WORK INSTRUCTIONS: Transcribe the data in full and exactly, omitting any pictures.

RAW DATA:

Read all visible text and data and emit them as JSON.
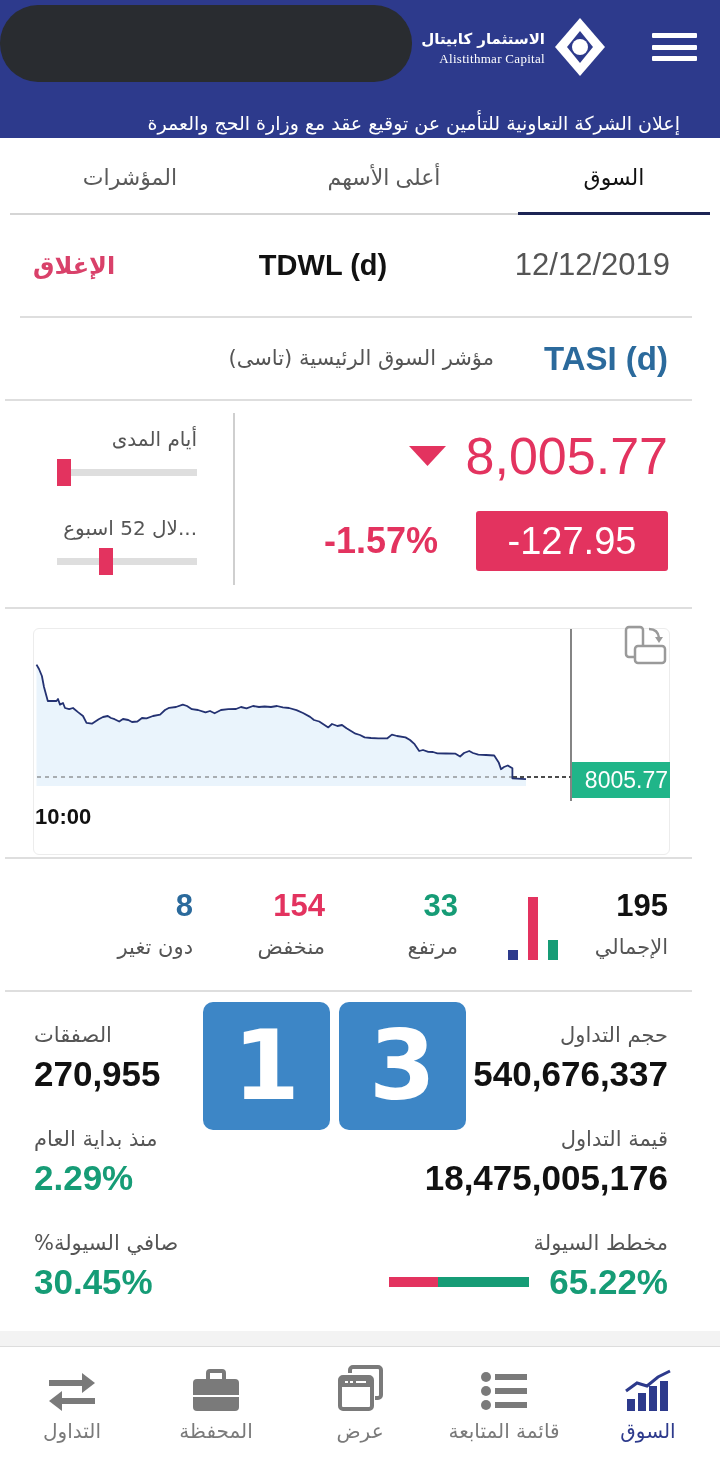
{
  "header": {
    "logo_name": "الاستثمار كابيتال",
    "logo_subtitle": "Alistithmar Capital",
    "ticker": "إعلان الشركة التعاونية للتأمين عن توقيع عقد مع وزارة الحج والعمرة"
  },
  "tabs": [
    {
      "label": "السوق",
      "selected": true
    },
    {
      "label": "أعلى الأسهم",
      "selected": false
    },
    {
      "label": "المؤشرات",
      "selected": false
    }
  ],
  "market": {
    "date": "12/12/2019",
    "exchange": "TDWL (d)",
    "status": "الإغلاق"
  },
  "index": {
    "symbol": "TASI (d)",
    "name": "مؤشر السوق الرئيسية (تاسى)",
    "value": "8,005.77",
    "falling": true,
    "change": "-127.95",
    "change_percent": "-1.57%",
    "ranges": [
      {
        "label": "أيام المدى",
        "level": 0.05
      },
      {
        "label": "...لال 52 اسبوع",
        "level": 0.35
      }
    ]
  },
  "chart": {
    "time_label": "10:00",
    "last_price": "8005.77"
  },
  "breadth": [
    {
      "kind": "total",
      "value": "195",
      "label": "الإجمالي"
    },
    {
      "kind": "up",
      "value": "33",
      "label": "مرتفع"
    },
    {
      "kind": "down",
      "value": "154",
      "label": "منخفض"
    },
    {
      "kind": "unchanged",
      "value": "8",
      "label": "دون تغير"
    }
  ],
  "metrics": [
    {
      "kind": "count",
      "label": "حجم التداول",
      "value": "540,676,337"
    },
    {
      "kind": "count",
      "label": "الصفقات",
      "value": "270,955"
    },
    {
      "kind": "count",
      "label": "قيمة التداول",
      "value": "18,475,005,176"
    },
    {
      "kind": "gain",
      "label": "منذ بداية العام",
      "value": "2.29%"
    },
    {
      "kind": "bar",
      "label": "مخطط السيولة",
      "value": "65.22%",
      "level": 0.65
    },
    {
      "kind": "gain",
      "label": "صافي السيولة%",
      "value": "30.45%"
    }
  ],
  "overlay_tiles": [
    "3",
    "1"
  ],
  "nav": [
    {
      "label": "السوق",
      "selected": true
    },
    {
      "label": "قائمة المتابعة",
      "selected": false
    },
    {
      "label": "عرض",
      "selected": false
    },
    {
      "label": "المحفظة",
      "selected": false
    },
    {
      "label": "التداول",
      "selected": false
    }
  ]
}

RESPONSE TO THE TASK:
Read all visible text and data and emit them as JSON.
{
  "header": {
    "logo_name": "الاستثمار كابيتال",
    "logo_subtitle": "Alistithmar Capital",
    "ticker": "إعلان الشركة التعاونية للتأمين عن توقيع عقد مع وزارة الحج والعمرة"
  },
  "tabs": [
    {
      "label": "السوق",
      "selected": true
    },
    {
      "label": "أعلى الأسهم",
      "selected": false
    },
    {
      "label": "المؤشرات",
      "selected": false
    }
  ],
  "market": {
    "date": "12/12/2019",
    "exchange": "TDWL (d)",
    "status": "الإغلاق"
  },
  "index": {
    "symbol": "TASI (d)",
    "name": "مؤشر السوق الرئيسية (تاسى)",
    "value": "8,005.77",
    "falling": true,
    "change": "-127.95",
    "change_percent": "-1.57%",
    "ranges": [
      {
        "label": "أيام المدى",
        "level": 0.05
      },
      {
        "label": "...لال 52 اسبوع",
        "level": 0.35
      }
    ]
  },
  "chart": {
    "time_label": "10:00",
    "last_price": "8005.77"
  },
  "breadth": [
    {
      "kind": "total",
      "value": "195",
      "label": "الإجمالي"
    },
    {
      "kind": "up",
      "value": "33",
      "label": "مرتفع"
    },
    {
      "kind": "down",
      "value": "154",
      "label": "منخفض"
    },
    {
      "kind": "unchanged",
      "value": "8",
      "label": "دون تغير"
    }
  ],
  "metrics": [
    {
      "kind": "count",
      "label": "حجم التداول",
      "value": "540,676,337"
    },
    {
      "kind": "count",
      "label": "الصفقات",
      "value": "270,955"
    },
    {
      "kind": "count",
      "label": "قيمة التداول",
      "value": "18,475,005,176"
    },
    {
      "kind": "gain",
      "label": "منذ بداية العام",
      "value": "2.29%"
    },
    {
      "kind": "bar",
      "label": "مخطط السيولة",
      "value": "65.22%",
      "level": 0.65
    },
    {
      "kind": "gain",
      "label": "صافي السيولة%",
      "value": "30.45%"
    }
  ],
  "overlay_tiles": [
    "3",
    "1"
  ],
  "nav": [
    {
      "label": "السوق",
      "selected": true
    },
    {
      "label": "قائمة المتابعة",
      "selected": false
    },
    {
      "label": "عرض",
      "selected": false
    },
    {
      "label": "المحفظة",
      "selected": false
    },
    {
      "label": "التداول",
      "selected": false
    }
  ]
}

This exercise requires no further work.